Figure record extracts
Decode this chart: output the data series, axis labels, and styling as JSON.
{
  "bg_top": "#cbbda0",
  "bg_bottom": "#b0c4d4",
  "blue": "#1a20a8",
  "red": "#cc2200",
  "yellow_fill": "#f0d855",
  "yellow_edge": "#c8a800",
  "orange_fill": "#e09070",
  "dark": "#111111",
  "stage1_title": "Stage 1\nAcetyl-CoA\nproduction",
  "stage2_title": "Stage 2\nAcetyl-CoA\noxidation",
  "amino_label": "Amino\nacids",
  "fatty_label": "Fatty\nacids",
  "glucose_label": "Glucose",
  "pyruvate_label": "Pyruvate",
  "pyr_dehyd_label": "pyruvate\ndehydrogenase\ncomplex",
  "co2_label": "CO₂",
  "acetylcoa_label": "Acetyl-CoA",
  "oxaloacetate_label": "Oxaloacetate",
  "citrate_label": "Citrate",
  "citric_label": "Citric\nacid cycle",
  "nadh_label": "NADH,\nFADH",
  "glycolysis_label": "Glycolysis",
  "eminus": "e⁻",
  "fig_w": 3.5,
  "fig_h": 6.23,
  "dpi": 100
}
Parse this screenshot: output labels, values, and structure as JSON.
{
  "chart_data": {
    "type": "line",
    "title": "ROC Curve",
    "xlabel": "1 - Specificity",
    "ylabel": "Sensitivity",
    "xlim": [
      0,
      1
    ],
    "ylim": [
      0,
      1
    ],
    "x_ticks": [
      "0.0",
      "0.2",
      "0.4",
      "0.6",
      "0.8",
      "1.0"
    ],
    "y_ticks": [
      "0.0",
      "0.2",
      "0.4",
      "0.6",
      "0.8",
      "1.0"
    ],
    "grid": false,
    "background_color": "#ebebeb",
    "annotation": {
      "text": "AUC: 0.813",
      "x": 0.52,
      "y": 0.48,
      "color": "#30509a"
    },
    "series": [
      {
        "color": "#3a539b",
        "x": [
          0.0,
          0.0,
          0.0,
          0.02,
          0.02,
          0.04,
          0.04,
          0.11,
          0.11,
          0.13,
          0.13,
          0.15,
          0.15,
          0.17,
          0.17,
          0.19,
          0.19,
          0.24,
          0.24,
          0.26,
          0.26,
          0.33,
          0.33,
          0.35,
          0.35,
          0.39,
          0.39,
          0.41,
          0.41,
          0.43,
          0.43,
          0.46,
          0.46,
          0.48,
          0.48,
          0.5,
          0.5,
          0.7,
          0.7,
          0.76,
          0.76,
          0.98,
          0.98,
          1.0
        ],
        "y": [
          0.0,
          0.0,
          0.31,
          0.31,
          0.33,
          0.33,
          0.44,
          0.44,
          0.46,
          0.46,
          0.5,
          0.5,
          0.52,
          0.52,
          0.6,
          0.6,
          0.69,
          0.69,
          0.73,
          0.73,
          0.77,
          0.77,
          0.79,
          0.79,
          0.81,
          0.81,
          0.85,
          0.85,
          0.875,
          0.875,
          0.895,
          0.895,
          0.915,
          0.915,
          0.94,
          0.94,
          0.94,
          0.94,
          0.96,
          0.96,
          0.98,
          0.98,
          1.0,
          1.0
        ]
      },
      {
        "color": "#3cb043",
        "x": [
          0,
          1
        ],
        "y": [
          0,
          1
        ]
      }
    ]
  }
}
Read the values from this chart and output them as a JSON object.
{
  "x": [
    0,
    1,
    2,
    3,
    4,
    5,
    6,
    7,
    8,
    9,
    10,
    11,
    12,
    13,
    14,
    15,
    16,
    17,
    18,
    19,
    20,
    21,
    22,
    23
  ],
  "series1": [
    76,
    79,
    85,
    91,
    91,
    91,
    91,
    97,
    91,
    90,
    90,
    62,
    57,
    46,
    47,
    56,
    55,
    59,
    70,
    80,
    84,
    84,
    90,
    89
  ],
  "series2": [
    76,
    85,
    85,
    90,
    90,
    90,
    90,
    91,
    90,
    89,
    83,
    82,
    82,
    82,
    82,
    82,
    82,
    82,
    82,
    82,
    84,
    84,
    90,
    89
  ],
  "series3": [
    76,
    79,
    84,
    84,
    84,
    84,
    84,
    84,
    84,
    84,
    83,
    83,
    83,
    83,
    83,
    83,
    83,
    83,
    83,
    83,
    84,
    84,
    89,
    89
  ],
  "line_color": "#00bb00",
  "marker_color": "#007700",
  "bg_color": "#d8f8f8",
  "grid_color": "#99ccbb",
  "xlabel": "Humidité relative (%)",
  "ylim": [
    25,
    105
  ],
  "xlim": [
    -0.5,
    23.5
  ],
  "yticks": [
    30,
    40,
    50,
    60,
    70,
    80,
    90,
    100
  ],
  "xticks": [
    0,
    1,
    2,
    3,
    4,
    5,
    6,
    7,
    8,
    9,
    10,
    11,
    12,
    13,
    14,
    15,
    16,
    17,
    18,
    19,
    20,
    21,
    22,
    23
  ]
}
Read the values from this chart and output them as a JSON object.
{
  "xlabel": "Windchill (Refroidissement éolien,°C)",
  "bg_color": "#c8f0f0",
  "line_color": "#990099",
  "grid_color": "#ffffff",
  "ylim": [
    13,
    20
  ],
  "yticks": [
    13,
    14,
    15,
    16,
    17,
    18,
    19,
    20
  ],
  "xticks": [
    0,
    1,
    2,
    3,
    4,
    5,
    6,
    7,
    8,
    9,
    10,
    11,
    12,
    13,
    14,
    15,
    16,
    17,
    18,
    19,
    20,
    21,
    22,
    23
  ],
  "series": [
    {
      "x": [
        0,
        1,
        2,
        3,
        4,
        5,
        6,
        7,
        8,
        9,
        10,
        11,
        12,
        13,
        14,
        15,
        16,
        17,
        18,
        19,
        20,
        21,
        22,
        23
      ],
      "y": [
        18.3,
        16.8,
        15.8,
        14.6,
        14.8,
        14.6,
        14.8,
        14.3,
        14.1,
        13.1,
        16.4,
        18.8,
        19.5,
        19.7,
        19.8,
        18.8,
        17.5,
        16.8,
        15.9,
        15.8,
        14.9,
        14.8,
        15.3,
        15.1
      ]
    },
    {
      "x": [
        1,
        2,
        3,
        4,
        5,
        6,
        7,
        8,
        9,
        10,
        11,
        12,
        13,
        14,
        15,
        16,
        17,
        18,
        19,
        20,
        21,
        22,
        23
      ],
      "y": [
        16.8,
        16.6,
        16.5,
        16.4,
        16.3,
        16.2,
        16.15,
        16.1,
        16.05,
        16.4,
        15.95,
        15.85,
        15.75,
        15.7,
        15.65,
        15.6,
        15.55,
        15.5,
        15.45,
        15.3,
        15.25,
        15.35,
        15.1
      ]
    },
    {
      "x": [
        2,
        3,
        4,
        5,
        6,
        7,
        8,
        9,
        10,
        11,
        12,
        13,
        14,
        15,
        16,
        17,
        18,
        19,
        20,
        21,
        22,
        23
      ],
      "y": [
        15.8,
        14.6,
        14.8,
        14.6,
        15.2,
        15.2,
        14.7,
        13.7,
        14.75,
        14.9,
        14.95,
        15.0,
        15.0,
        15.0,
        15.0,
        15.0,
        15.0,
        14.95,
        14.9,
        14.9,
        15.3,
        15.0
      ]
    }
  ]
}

• **Task statement**:
Output the complete data exactly as written.

• **Exercise response**:
Decode this chart: output the data series, axis labels, and styling as JSON.
{
  "bg_top": "#cbbda0",
  "bg_bottom": "#b0c4d4",
  "blue": "#1a20a8",
  "red": "#cc2200",
  "yellow_fill": "#f0d855",
  "yellow_edge": "#c8a800",
  "orange_fill": "#e09070",
  "dark": "#111111",
  "stage1_title": "Stage 1\nAcetyl-CoA\nproduction",
  "stage2_title": "Stage 2\nAcetyl-CoA\noxidation",
  "amino_label": "Amino\nacids",
  "fatty_label": "Fatty\nacids",
  "glucose_label": "Glucose",
  "pyruvate_label": "Pyruvate",
  "pyr_dehyd_label": "pyruvate\ndehydrogenase\ncomplex",
  "co2_label": "CO₂",
  "acetylcoa_label": "Acetyl-CoA",
  "oxaloacetate_label": "Oxaloacetate",
  "citrate_label": "Citrate",
  "citric_label": "Citric\nacid cycle",
  "nadh_label": "NADH,\nFADH",
  "glycolysis_label": "Glycolysis",
  "eminus": "e⁻",
  "fig_w": 3.5,
  "fig_h": 6.23,
  "dpi": 100
}
Parse this screenshot: output labels, values, and structure as JSON.
{
  "chart_data": {
    "type": "line",
    "title": "ROC Curve",
    "xlabel": "1 - Specificity",
    "ylabel": "Sensitivity",
    "xlim": [
      0,
      1
    ],
    "ylim": [
      0,
      1
    ],
    "x_ticks": [
      "0.0",
      "0.2",
      "0.4",
      "0.6",
      "0.8",
      "1.0"
    ],
    "y_ticks": [
      "0.0",
      "0.2",
      "0.4",
      "0.6",
      "0.8",
      "1.0"
    ],
    "grid": false,
    "background_color": "#ebebeb",
    "annotation": {
      "text": "AUC: 0.813",
      "x": 0.52,
      "y": 0.48,
      "color": "#30509a"
    },
    "series": [
      {
        "color": "#3a539b",
        "x": [
          0.0,
          0.0,
          0.0,
          0.02,
          0.02,
          0.04,
          0.04,
          0.11,
          0.11,
          0.13,
          0.13,
          0.15,
          0.15,
          0.17,
          0.17,
          0.19,
          0.19,
          0.24,
          0.24,
          0.26,
          0.26,
          0.33,
          0.33,
          0.35,
          0.35,
          0.39,
          0.39,
          0.41,
          0.41,
          0.43,
          0.43,
          0.46,
          0.46,
          0.48,
          0.48,
          0.5,
          0.5,
          0.7,
          0.7,
          0.76,
          0.76,
          0.98,
          0.98,
          1.0
        ],
        "y": [
          0.0,
          0.0,
          0.31,
          0.31,
          0.33,
          0.33,
          0.44,
          0.44,
          0.46,
          0.46,
          0.5,
          0.5,
          0.52,
          0.52,
          0.6,
          0.6,
          0.69,
          0.69,
          0.73,
          0.73,
          0.77,
          0.77,
          0.79,
          0.79,
          0.81,
          0.81,
          0.85,
          0.85,
          0.875,
          0.875,
          0.895,
          0.895,
          0.915,
          0.915,
          0.94,
          0.94,
          0.94,
          0.94,
          0.96,
          0.96,
          0.98,
          0.98,
          1.0,
          1.0
        ]
      },
      {
        "color": "#3cb043",
        "x": [
          0,
          1
        ],
        "y": [
          0,
          1
        ]
      }
    ]
  }
}
Read the values from this chart and output them as a JSON object.
{
  "x": [
    0,
    1,
    2,
    3,
    4,
    5,
    6,
    7,
    8,
    9,
    10,
    11,
    12,
    13,
    14,
    15,
    16,
    17,
    18,
    19,
    20,
    21,
    22,
    23
  ],
  "series1": [
    76,
    79,
    85,
    91,
    91,
    91,
    91,
    97,
    91,
    90,
    90,
    62,
    57,
    46,
    47,
    56,
    55,
    59,
    70,
    80,
    84,
    84,
    90,
    89
  ],
  "series2": [
    76,
    85,
    85,
    90,
    90,
    90,
    90,
    91,
    90,
    89,
    83,
    82,
    82,
    82,
    82,
    82,
    82,
    82,
    82,
    82,
    84,
    84,
    90,
    89
  ],
  "series3": [
    76,
    79,
    84,
    84,
    84,
    84,
    84,
    84,
    84,
    84,
    83,
    83,
    83,
    83,
    83,
    83,
    83,
    83,
    83,
    83,
    84,
    84,
    89,
    89
  ],
  "line_color": "#00bb00",
  "marker_color": "#007700",
  "bg_color": "#d8f8f8",
  "grid_color": "#99ccbb",
  "xlabel": "Humidité relative (%)",
  "ylim": [
    25,
    105
  ],
  "xlim": [
    -0.5,
    23.5
  ],
  "yticks": [
    30,
    40,
    50,
    60,
    70,
    80,
    90,
    100
  ],
  "xticks": [
    0,
    1,
    2,
    3,
    4,
    5,
    6,
    7,
    8,
    9,
    10,
    11,
    12,
    13,
    14,
    15,
    16,
    17,
    18,
    19,
    20,
    21,
    22,
    23
  ]
}
Read the values from this chart and output them as a JSON object.
{
  "xlabel": "Windchill (Refroidissement éolien,°C)",
  "bg_color": "#c8f0f0",
  "line_color": "#990099",
  "grid_color": "#ffffff",
  "ylim": [
    13,
    20
  ],
  "yticks": [
    13,
    14,
    15,
    16,
    17,
    18,
    19,
    20
  ],
  "xticks": [
    0,
    1,
    2,
    3,
    4,
    5,
    6,
    7,
    8,
    9,
    10,
    11,
    12,
    13,
    14,
    15,
    16,
    17,
    18,
    19,
    20,
    21,
    22,
    23
  ],
  "series": [
    {
      "x": [
        0,
        1,
        2,
        3,
        4,
        5,
        6,
        7,
        8,
        9,
        10,
        11,
        12,
        13,
        14,
        15,
        16,
        17,
        18,
        19,
        20,
        21,
        22,
        23
      ],
      "y": [
        18.3,
        16.8,
        15.8,
        14.6,
        14.8,
        14.6,
        14.8,
        14.3,
        14.1,
        13.1,
        16.4,
        18.8,
        19.5,
        19.7,
        19.8,
        18.8,
        17.5,
        16.8,
        15.9,
        15.8,
        14.9,
        14.8,
        15.3,
        15.1
      ]
    },
    {
      "x": [
        1,
        2,
        3,
        4,
        5,
        6,
        7,
        8,
        9,
        10,
        11,
        12,
        13,
        14,
        15,
        16,
        17,
        18,
        19,
        20,
        21,
        22,
        23
      ],
      "y": [
        16.8,
        16.6,
        16.5,
        16.4,
        16.3,
        16.2,
        16.15,
        16.1,
        16.05,
        16.4,
        15.95,
        15.85,
        15.75,
        15.7,
        15.65,
        15.6,
        15.55,
        15.5,
        15.45,
        15.3,
        15.25,
        15.35,
        15.1
      ]
    },
    {
      "x": [
        2,
        3,
        4,
        5,
        6,
        7,
        8,
        9,
        10,
        11,
        12,
        13,
        14,
        15,
        16,
        17,
        18,
        19,
        20,
        21,
        22,
        23
      ],
      "y": [
        15.8,
        14.6,
        14.8,
        14.6,
        15.2,
        15.2,
        14.7,
        13.7,
        14.75,
        14.9,
        14.95,
        15.0,
        15.0,
        15.0,
        15.0,
        15.0,
        15.0,
        14.95,
        14.9,
        14.9,
        15.3,
        15.0
      ]
    }
  ]
}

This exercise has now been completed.